begin

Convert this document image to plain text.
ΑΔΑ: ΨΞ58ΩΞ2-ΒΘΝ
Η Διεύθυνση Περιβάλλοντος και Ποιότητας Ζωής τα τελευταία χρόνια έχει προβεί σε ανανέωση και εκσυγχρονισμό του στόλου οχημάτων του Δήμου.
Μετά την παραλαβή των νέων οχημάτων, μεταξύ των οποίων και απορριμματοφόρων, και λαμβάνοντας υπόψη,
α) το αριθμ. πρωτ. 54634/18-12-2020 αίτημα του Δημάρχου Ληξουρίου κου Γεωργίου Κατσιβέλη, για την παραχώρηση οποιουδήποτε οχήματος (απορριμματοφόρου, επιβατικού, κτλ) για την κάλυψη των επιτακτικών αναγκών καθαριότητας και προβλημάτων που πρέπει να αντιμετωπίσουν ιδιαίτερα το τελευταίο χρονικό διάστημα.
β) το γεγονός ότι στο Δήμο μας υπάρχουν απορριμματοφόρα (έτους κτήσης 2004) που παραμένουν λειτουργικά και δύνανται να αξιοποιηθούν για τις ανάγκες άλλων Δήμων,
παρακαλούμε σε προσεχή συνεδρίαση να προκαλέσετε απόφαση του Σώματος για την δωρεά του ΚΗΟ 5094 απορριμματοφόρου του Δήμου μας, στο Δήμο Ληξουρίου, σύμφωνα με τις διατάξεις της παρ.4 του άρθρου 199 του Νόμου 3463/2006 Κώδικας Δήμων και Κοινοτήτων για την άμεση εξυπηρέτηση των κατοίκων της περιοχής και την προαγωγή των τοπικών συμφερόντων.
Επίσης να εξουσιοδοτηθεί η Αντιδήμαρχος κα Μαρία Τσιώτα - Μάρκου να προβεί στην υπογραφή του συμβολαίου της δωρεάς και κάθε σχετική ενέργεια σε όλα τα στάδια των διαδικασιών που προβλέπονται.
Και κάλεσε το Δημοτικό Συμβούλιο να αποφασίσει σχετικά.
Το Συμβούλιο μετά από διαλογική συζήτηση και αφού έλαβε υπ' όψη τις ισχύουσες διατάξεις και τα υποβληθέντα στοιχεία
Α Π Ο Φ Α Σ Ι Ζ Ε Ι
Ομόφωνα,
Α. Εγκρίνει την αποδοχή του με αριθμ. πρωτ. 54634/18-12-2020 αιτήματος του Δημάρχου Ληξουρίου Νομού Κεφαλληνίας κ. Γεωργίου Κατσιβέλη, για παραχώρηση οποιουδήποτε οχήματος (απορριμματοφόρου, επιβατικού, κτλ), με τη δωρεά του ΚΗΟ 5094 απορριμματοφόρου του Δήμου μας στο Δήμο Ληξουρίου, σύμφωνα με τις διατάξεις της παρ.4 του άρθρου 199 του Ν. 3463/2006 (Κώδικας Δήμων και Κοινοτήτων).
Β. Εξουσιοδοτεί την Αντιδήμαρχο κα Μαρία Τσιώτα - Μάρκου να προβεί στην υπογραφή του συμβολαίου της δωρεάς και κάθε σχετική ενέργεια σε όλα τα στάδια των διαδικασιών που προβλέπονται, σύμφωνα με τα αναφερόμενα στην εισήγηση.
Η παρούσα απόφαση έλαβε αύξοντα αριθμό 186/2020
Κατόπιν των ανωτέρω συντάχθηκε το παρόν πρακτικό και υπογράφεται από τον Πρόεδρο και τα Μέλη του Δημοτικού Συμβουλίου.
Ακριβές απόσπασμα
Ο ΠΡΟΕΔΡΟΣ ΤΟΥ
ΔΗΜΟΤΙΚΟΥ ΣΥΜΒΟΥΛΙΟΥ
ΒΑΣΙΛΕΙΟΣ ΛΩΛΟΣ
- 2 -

end

Check each line of the records above for the string "στάδια", and report every line that has it.

Επίσης να εξουσιοδοτηθεί η Αντιδήμαρχος κα Μαρία Τσιώτα - Μάρκου να προβεί στην υπογραφή του συμβολαίου της δωρεάς και κάθε σχετική ενέργεια σε όλα τα στάδια των διαδικασιών που προβλέπονται.
Β. Εξουσιοδοτεί την Αντιδήμαρχο κα Μαρία Τσιώτα - Μάρκου να προβεί στην υπογραφή του συμβολαίου της δωρεάς και κάθε σχετική ενέργεια σε όλα τα στάδια των διαδικασιών που προβλέπονται, σύμφωνα με τα αναφερόμενα στην εισήγηση.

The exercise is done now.